How many lines of the data hold the word "source"? State the number and nothing else.

-- begin Exercise input --

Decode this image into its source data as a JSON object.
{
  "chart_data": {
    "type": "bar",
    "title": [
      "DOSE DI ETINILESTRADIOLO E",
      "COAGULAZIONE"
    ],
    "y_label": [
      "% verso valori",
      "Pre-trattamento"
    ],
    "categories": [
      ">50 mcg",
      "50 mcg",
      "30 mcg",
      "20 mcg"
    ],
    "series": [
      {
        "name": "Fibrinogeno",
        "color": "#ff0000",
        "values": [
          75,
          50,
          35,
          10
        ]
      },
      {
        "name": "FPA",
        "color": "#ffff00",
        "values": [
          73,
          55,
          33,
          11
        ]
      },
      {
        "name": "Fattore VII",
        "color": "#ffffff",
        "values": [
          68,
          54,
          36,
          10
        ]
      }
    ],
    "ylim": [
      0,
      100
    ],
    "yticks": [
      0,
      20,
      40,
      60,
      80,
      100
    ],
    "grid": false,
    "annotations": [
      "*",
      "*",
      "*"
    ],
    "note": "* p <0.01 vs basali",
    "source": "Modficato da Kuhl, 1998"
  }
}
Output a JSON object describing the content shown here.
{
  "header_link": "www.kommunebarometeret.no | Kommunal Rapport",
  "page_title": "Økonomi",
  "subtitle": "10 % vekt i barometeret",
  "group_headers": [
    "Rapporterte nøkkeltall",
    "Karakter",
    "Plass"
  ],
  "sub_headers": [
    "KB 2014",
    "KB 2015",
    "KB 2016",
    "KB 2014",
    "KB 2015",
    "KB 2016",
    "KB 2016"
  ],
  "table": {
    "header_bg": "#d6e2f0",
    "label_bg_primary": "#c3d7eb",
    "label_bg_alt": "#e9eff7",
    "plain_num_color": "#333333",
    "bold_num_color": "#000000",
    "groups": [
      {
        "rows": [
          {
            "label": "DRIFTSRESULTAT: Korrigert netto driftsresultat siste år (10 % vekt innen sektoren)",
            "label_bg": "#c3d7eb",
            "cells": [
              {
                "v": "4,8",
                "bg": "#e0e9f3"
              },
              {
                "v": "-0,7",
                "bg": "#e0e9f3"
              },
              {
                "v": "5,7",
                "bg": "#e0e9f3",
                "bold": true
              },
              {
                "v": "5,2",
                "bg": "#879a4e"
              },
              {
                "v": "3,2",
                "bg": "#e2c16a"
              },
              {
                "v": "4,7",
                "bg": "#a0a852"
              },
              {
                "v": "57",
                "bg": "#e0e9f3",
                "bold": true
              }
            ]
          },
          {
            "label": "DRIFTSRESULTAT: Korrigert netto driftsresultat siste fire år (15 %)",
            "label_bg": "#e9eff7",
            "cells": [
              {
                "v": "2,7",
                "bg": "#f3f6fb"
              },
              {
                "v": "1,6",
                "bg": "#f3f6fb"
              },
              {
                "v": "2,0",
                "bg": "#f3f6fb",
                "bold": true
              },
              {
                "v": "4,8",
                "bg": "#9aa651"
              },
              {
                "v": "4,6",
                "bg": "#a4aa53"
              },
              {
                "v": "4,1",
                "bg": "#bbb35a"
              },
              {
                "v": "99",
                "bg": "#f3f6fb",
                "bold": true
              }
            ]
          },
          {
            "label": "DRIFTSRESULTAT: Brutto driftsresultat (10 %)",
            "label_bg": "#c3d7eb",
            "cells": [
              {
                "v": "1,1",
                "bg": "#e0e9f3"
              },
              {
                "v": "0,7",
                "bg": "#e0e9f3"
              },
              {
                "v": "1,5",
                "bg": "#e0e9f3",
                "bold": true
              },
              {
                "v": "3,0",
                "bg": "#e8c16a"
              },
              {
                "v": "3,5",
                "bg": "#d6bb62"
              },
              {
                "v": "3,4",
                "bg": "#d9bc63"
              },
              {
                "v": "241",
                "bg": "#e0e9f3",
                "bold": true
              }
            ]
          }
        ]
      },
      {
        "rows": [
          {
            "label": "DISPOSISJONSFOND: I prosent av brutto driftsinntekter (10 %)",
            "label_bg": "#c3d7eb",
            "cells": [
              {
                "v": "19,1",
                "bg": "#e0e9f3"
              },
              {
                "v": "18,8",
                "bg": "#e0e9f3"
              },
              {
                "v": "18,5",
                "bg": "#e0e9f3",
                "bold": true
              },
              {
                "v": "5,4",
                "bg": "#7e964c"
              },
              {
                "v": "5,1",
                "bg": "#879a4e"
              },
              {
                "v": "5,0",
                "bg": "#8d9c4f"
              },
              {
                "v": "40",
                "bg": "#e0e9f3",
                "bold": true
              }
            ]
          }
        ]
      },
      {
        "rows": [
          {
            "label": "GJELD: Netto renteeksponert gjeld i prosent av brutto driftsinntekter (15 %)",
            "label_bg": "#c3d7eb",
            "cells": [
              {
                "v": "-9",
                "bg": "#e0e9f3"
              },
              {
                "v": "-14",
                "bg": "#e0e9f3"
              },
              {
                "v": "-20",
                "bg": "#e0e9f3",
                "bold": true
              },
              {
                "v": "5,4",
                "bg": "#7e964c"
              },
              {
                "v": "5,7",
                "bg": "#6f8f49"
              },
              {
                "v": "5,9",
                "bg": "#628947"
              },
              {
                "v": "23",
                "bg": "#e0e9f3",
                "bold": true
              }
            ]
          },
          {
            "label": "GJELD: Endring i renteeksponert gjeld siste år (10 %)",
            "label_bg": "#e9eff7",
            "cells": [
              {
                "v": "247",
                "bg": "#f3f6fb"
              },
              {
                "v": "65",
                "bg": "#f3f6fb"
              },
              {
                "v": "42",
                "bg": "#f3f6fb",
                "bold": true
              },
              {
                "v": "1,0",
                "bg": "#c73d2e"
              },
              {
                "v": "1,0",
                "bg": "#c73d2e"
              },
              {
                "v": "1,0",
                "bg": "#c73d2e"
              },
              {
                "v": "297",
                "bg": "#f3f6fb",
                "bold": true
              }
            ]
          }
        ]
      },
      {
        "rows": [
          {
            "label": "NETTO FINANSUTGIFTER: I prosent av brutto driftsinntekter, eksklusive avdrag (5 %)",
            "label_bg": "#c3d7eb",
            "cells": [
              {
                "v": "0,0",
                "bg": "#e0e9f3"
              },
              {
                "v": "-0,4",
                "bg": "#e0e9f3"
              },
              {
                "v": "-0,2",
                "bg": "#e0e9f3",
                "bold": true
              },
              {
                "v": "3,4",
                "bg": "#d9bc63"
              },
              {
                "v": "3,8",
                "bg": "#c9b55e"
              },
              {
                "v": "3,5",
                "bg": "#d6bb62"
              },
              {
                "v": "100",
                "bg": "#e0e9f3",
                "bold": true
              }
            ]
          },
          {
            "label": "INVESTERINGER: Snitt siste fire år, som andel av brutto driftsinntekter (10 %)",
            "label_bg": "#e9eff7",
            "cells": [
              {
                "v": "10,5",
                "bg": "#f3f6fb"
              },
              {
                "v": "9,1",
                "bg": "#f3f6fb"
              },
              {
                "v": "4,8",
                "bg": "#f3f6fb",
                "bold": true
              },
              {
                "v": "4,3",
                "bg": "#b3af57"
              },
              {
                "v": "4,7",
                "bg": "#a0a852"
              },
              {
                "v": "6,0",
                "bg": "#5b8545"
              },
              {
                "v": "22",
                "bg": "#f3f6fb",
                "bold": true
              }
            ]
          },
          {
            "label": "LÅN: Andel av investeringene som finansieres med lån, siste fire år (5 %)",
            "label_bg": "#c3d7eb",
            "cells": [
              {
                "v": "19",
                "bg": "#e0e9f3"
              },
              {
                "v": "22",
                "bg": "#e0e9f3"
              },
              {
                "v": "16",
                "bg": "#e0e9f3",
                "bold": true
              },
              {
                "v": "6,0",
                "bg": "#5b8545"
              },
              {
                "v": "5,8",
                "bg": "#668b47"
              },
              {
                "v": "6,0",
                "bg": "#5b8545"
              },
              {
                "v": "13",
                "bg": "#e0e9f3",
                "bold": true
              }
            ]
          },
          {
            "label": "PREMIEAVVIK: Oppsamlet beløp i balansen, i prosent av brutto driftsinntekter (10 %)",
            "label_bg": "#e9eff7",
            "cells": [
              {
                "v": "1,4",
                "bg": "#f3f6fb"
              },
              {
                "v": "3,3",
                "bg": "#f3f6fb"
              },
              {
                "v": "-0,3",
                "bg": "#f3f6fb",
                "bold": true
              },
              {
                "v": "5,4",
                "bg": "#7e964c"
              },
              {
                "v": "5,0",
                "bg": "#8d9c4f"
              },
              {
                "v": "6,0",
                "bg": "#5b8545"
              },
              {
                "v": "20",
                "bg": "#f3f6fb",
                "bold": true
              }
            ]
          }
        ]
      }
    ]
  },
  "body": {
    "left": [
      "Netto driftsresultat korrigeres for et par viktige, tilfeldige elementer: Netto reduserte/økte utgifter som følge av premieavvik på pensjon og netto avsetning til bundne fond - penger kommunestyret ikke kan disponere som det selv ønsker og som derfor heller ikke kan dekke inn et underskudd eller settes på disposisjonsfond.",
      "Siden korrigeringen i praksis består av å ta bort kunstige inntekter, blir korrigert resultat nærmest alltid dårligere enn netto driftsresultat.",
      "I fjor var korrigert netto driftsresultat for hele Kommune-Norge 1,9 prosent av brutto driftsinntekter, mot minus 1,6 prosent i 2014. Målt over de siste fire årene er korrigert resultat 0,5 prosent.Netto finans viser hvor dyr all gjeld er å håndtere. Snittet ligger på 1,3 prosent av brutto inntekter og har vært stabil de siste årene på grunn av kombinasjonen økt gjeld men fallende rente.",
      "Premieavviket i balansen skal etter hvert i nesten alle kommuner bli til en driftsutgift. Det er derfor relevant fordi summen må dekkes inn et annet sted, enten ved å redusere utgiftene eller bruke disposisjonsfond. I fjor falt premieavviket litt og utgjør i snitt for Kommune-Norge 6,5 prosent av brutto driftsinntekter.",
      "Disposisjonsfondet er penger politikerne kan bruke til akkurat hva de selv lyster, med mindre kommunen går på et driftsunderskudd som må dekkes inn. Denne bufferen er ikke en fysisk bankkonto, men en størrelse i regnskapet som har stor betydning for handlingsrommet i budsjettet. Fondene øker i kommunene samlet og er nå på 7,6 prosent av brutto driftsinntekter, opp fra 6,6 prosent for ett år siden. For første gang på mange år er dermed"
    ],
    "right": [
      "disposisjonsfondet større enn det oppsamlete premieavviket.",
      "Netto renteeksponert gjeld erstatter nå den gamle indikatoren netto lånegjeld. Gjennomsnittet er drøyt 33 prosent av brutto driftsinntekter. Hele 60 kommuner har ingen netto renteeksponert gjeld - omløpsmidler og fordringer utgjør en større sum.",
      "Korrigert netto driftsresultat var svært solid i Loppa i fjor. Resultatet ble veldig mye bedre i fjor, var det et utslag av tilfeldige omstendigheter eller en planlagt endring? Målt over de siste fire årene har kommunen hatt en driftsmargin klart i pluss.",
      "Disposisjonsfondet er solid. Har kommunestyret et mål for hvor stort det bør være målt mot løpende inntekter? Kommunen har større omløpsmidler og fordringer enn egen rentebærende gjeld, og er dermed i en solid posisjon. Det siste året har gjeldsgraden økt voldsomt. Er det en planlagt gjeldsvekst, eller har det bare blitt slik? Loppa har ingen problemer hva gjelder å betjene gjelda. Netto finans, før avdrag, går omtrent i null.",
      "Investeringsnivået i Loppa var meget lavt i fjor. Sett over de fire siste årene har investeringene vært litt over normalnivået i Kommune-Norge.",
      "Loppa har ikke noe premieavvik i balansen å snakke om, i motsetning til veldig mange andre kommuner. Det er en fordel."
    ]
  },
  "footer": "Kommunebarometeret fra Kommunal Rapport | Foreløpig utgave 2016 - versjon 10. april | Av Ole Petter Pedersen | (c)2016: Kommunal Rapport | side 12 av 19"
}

-- end Exercise input --

## Answer for the task
2